PAGE TEXT section start

ZHA Architects
- Type: Employee Benefit Trust (EBT)
- Industry: Architecture Construction
- Founded: 1979; 47 years ago
- Headquarters: London, United Kingdom
- Key people: Zaha Hadid; Patrik Schumacher;
- Number of employees: 500^{[when?]}
- Website: zha.com

= ZHA Architects =

British architecture and design firm

ZHA, officially ZHA Architects, and formerly Zaha Hadid Architects, is a British architecture and design firm founded by architect Zaha Hadid (1950–2016), with its main office in Clerkenwell, London.

==History==
After the death of "starchitect" Hadid, Patrik Schumacher became head of the firm, which continued to trade under Hadid's name under a licensing agreement which involved paying a portion of turnover to the Zaha Hadid Foundation. At the time the company had a staff of 400, with 36 projects across 21 countries. The licensing agreement cost the firm £21.4m between 2018 and 2024, and it became embroiled in a court battle to terminate the agreement.

PAGE TEXT section end

§ **TASKS TO COMPLETE**:
1: In the ZHA Architects text, what did the licensing agreement cost the firm between 2018 and 2024?
2: Pick up the ZHA Architects text after its final sentence and extend it.
The records that come next are separate material, unrelated to the page text about ZHA Architects.

SUPPLIED RECORDS section start

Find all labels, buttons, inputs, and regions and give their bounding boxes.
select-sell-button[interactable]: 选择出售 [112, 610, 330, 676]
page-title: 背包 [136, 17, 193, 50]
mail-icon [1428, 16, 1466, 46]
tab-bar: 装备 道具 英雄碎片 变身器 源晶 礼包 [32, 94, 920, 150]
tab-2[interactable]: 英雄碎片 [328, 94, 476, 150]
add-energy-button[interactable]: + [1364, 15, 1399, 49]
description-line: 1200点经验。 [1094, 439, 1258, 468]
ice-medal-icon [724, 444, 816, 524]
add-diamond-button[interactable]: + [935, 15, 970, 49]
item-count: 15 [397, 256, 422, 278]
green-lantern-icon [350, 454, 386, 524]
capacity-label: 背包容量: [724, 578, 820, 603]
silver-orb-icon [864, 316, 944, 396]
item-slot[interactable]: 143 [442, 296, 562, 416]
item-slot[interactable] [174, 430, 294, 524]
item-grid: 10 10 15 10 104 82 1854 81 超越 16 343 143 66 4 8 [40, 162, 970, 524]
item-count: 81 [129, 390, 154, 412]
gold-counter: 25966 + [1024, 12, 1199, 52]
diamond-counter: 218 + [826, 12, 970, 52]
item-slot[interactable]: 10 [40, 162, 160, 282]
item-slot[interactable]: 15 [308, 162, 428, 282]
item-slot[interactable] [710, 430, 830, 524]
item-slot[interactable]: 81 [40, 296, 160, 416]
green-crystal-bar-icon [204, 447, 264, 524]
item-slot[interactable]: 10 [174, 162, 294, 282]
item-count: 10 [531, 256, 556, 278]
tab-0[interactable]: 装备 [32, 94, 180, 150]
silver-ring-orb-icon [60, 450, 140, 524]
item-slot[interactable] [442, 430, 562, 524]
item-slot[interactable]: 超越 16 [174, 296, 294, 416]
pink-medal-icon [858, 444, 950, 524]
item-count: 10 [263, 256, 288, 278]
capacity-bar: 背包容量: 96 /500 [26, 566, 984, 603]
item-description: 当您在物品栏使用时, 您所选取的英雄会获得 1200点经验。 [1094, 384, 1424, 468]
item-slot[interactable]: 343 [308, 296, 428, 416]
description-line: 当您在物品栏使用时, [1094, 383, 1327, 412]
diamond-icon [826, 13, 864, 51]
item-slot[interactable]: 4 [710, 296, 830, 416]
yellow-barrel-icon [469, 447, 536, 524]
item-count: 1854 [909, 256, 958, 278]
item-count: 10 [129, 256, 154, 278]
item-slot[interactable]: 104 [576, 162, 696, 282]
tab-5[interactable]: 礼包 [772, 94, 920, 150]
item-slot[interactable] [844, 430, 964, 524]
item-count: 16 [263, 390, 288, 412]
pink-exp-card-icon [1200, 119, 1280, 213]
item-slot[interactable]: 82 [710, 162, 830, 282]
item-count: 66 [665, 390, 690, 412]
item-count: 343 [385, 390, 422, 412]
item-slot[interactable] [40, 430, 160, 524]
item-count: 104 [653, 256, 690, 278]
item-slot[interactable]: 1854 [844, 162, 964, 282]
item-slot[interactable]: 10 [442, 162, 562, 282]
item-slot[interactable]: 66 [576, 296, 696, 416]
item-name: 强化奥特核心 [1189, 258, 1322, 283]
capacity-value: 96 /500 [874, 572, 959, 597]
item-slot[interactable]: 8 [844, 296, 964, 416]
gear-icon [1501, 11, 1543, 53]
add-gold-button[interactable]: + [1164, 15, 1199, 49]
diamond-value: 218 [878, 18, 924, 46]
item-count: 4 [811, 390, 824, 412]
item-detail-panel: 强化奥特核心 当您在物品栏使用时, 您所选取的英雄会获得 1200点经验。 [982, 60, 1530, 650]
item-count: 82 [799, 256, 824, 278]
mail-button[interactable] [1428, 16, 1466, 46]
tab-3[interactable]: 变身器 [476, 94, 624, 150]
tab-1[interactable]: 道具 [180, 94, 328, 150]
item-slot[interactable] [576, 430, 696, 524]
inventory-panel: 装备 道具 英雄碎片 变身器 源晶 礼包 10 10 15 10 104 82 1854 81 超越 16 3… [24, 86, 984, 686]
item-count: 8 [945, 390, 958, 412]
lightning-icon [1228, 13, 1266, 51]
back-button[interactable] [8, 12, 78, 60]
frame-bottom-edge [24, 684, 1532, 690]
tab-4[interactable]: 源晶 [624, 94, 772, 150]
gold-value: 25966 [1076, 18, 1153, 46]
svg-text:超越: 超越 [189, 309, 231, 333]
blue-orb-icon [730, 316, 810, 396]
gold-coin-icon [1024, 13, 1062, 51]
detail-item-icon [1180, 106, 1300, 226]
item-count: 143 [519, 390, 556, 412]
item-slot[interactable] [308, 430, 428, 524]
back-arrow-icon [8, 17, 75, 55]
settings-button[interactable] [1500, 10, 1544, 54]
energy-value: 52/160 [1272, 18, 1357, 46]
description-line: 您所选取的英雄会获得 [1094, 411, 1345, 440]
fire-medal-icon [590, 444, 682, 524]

SUPPLIED RECORDS section end

§ **OUTPUTS FOR THE TASKS**:
1: £21.4m

2:
In the early 2020s, the firm designed a virtual city, Liberland Metaverse, based on the Liberland micronation and hosted on the Metaverse platform. The firm had in the 2020s turned to artificial intelligence to help in the design of workplaces; the firm created a dedicated internal unit called ZHAI (Zaha Hadid Analytics + Insights) to address AI utilization, something uncommon among peer firms.

In June 2026, the licensing agreement relating to the firm's continued use of Hadid's name was ended following a court ruling, and the firm rebranded as ZHA (company registered as ZHA Architects Ltd). It employs around 500 staff worldwide.

== Awards ==
=== 2022 ===
==== World Architecture Awards ====
Source:
- Realised Award Winning Architecture Projects: BEEAH Headquarters (United Arab Emirates)
- Designed Award Winning Architecture Projects: International Convention Centre and Theaters (French Polynesia)

==== Johnson Controls Blueprint of the Future Award ====
- BEEAH Headquarters (United Arab Emirates)

=== 2022 ===
==== UK Excellence in Design Award ====
- Infinitus Plaza (Guangzhou, China)

==== Architizer Awards A+ Awards ====
Jury Winner for Best Large Firm

Jury Winner for Architecture + Concrete: Striatus 3D Printed Bridge (Venice, Italy)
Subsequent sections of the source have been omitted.